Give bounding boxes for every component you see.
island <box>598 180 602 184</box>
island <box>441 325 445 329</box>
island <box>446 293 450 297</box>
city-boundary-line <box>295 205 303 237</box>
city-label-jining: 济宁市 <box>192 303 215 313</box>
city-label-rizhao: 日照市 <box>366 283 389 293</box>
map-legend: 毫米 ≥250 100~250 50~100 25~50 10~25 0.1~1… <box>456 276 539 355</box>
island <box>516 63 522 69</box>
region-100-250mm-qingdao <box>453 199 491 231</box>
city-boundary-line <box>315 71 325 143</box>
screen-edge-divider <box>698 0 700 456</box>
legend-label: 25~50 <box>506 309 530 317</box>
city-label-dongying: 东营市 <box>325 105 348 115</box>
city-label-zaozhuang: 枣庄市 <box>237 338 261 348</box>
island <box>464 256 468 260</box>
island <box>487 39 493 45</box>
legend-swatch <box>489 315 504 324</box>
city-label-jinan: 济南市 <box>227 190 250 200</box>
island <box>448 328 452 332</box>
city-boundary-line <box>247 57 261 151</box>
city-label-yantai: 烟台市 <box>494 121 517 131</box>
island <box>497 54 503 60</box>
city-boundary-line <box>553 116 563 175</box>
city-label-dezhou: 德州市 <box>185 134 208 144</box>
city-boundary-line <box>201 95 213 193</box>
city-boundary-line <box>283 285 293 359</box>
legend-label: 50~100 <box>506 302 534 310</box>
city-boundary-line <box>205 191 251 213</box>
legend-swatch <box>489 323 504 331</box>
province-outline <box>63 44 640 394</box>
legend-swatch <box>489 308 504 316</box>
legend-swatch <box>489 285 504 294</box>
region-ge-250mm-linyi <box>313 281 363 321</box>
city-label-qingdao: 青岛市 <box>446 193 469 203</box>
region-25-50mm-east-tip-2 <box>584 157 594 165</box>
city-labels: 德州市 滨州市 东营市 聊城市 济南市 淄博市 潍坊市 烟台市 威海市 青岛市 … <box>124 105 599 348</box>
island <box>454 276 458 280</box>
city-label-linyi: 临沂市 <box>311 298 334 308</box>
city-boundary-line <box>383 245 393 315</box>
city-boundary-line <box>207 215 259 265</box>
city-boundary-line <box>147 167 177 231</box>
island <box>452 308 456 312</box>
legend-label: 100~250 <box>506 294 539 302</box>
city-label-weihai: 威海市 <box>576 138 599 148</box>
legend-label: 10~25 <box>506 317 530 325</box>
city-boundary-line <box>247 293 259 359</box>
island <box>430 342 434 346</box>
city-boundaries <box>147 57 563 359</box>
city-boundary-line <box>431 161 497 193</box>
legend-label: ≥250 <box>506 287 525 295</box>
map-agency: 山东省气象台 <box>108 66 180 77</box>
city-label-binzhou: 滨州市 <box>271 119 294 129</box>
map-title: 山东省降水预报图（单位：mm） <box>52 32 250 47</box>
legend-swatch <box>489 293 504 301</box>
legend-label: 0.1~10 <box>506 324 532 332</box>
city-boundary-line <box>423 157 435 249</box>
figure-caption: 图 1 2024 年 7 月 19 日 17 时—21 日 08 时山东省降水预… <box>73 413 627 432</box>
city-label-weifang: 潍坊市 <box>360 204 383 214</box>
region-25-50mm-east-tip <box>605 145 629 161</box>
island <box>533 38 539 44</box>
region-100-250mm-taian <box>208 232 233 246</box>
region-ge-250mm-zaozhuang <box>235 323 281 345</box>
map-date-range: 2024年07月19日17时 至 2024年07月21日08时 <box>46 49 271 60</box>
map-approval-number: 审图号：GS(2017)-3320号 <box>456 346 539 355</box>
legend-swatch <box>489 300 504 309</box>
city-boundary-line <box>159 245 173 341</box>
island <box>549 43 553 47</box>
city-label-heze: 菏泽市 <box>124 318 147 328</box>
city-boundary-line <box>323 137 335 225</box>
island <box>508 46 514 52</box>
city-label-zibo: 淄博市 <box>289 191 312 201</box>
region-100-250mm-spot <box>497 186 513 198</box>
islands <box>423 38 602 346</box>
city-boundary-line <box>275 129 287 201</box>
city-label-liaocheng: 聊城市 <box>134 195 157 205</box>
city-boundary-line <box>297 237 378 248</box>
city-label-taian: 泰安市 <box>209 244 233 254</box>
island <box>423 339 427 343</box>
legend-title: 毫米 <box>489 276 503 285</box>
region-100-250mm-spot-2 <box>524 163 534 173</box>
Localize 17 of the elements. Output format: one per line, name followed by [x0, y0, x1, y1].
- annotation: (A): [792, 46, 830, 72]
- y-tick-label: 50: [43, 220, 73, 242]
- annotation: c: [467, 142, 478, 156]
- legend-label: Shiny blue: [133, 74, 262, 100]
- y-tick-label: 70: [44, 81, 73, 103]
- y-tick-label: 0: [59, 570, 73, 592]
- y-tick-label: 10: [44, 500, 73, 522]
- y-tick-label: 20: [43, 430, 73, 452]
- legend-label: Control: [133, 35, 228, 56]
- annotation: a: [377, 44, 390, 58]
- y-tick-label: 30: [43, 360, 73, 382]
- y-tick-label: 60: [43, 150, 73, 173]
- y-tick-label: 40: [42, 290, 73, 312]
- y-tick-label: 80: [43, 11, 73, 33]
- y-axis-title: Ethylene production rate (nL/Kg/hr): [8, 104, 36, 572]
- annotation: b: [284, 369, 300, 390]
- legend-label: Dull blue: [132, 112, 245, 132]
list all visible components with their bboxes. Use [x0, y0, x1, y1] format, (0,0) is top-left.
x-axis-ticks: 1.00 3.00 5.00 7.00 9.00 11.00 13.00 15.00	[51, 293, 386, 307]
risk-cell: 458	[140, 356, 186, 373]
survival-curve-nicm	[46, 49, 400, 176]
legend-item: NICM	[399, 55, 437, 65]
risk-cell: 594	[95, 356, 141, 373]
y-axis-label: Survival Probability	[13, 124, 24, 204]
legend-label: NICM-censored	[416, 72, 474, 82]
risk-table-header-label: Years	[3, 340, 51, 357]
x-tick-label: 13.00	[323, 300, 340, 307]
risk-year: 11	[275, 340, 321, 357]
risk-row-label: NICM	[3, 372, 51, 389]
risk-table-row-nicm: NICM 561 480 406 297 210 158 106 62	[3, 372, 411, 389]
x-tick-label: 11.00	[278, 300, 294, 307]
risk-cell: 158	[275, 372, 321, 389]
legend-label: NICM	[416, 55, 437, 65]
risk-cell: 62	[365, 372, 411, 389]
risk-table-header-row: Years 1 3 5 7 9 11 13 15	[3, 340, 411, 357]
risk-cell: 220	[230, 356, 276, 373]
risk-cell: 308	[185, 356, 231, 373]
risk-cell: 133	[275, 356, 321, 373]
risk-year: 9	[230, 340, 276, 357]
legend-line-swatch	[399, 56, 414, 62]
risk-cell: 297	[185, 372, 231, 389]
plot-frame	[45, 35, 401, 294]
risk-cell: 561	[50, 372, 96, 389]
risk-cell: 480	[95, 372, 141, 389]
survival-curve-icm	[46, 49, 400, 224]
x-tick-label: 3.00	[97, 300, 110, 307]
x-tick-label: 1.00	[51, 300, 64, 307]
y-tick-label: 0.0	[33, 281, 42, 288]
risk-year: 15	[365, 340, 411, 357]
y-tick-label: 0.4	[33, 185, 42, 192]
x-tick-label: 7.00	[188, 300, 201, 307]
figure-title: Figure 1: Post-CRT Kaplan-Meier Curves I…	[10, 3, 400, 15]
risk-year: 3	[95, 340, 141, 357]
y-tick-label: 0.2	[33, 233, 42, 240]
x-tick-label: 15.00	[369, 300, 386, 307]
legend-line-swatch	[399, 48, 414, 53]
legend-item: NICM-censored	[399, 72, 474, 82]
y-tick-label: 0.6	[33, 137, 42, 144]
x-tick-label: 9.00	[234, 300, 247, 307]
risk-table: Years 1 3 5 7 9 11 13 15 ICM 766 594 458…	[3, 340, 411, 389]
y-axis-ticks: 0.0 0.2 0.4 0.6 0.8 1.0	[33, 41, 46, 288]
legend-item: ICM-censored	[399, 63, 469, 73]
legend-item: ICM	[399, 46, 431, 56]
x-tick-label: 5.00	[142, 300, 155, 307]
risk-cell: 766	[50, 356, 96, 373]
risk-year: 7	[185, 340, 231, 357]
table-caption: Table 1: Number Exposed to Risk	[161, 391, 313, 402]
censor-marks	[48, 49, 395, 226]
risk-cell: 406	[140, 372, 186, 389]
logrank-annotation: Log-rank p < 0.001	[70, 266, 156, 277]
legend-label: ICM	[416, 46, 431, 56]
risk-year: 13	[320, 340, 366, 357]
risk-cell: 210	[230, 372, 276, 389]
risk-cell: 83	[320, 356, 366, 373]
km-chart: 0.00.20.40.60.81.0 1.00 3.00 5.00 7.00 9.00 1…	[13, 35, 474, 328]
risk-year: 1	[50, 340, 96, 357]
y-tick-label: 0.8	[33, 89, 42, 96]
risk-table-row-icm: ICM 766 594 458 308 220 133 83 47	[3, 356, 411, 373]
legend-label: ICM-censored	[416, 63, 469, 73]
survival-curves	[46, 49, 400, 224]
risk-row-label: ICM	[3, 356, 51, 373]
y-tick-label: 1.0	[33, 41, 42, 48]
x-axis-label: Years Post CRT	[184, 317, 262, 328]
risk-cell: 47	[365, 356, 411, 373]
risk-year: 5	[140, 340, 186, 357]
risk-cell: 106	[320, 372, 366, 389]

::::::

▶ _What the task requires_
Reproduce everything in the records from the very first line down to the line containing "city-label-jining: 济宁市 <box>192", including both of those lines.

▶ _Final result_
Give bounding boxes for every component you see.
island <box>598 180 602 184</box>
island <box>441 325 445 329</box>
island <box>446 293 450 297</box>
city-boundary-line <box>295 205 303 237</box>
city-label-jining: 济宁市 <box>192 303 215 313</box>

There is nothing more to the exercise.